▸ **Stated problem**
Locate all lines with the word "points". Copy them.

═════ Information shown ═════

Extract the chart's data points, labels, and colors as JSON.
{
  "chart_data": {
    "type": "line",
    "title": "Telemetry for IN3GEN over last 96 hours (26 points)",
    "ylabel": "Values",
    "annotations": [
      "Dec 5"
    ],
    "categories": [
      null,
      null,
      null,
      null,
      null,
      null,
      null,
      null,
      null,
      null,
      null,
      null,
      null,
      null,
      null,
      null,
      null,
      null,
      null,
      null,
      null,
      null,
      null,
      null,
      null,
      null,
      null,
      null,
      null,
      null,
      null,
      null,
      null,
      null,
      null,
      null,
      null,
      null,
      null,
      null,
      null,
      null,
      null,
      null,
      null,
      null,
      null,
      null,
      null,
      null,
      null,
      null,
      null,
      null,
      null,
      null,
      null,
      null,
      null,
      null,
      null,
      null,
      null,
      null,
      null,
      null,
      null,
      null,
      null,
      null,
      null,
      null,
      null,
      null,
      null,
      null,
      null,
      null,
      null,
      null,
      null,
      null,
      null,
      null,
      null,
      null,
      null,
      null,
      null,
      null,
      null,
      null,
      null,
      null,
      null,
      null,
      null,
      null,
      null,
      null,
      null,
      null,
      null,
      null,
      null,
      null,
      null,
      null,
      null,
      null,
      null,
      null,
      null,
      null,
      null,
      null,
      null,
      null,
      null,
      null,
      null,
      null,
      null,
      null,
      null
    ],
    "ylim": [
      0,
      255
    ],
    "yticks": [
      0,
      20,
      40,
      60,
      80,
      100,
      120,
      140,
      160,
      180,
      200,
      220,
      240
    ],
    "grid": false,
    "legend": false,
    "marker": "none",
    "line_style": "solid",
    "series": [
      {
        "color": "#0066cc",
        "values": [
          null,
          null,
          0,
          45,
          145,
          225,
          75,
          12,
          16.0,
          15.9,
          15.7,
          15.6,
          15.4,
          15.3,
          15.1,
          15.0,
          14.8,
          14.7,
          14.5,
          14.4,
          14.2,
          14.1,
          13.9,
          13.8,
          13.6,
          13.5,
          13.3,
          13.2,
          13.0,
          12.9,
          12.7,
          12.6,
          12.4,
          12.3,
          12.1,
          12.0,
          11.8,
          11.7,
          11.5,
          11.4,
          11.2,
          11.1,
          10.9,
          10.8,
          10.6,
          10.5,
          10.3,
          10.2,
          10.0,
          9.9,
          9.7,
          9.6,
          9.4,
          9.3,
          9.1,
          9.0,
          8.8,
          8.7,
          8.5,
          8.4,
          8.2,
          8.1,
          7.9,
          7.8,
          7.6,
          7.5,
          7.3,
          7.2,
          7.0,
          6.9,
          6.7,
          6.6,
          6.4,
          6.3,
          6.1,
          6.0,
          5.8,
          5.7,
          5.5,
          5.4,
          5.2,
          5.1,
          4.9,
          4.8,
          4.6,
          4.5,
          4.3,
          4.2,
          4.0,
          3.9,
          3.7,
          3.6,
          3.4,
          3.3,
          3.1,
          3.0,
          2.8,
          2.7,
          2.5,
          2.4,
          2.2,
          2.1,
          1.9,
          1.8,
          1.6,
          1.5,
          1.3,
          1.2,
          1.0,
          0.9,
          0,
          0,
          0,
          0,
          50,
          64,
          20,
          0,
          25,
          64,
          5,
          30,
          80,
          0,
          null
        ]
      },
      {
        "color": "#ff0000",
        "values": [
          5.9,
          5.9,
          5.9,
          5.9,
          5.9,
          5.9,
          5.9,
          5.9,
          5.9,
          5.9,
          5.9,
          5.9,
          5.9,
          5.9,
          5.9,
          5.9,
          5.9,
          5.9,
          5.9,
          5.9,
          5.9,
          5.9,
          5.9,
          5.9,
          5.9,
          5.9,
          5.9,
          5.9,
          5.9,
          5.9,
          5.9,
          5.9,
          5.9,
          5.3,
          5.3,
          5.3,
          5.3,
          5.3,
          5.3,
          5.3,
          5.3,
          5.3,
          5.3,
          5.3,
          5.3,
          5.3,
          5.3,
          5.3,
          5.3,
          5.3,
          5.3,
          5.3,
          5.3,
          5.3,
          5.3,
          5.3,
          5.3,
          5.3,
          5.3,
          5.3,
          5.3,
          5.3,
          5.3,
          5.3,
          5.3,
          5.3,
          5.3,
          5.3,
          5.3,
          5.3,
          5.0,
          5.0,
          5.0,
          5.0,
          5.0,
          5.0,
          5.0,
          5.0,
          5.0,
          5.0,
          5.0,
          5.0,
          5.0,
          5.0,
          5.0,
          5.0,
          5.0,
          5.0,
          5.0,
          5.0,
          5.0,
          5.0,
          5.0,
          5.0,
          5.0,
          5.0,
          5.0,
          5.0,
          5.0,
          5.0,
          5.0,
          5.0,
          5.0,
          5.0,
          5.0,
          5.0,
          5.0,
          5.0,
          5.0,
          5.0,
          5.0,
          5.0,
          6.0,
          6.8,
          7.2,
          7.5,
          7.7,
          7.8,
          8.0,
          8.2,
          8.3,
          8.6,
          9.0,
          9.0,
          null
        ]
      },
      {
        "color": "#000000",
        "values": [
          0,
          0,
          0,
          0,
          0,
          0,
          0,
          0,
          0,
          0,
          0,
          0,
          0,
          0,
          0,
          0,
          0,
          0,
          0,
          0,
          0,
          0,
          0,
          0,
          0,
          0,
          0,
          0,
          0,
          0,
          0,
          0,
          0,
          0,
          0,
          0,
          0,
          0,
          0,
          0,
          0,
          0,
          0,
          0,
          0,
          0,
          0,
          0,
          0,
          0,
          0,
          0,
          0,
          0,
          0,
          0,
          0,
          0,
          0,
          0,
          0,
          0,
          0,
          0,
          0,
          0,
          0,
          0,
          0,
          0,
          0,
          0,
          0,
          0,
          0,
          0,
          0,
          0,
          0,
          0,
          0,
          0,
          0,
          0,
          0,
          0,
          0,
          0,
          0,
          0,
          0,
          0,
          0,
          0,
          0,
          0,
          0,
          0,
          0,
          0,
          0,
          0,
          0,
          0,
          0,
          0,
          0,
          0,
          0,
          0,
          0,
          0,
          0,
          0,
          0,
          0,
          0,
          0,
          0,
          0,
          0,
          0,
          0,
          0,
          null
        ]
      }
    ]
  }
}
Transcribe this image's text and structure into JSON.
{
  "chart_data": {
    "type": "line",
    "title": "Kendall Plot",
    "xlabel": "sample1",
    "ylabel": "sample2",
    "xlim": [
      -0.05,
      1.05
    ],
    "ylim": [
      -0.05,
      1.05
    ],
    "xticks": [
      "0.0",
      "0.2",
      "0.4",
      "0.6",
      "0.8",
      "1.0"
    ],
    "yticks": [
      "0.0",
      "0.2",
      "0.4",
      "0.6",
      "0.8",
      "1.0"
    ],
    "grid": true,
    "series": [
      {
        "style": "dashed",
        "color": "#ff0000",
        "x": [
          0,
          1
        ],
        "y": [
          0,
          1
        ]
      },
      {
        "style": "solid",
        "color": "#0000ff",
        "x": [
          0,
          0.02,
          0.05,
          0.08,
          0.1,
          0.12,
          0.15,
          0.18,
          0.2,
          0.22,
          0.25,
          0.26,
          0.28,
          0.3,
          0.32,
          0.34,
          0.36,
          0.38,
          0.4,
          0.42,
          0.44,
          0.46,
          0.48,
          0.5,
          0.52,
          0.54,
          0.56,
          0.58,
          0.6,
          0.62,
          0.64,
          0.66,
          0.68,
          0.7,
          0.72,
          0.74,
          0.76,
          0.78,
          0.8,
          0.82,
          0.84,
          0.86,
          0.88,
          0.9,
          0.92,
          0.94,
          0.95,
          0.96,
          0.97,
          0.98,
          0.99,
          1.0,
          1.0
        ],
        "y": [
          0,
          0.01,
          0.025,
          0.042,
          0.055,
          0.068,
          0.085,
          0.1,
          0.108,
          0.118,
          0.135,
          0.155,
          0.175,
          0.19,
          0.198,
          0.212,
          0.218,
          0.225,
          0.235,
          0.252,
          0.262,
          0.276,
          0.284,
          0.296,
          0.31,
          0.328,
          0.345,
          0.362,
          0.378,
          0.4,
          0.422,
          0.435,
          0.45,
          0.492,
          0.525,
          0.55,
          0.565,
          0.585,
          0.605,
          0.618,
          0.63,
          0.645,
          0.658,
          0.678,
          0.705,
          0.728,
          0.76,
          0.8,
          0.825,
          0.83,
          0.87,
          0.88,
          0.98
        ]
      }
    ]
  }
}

═════

▸ **Answer for this exercise**
Extract the chart's data points, labels, and colors as JSON.
    "title": "Telemetry for IN3GEN over last 96 hours (26 points)",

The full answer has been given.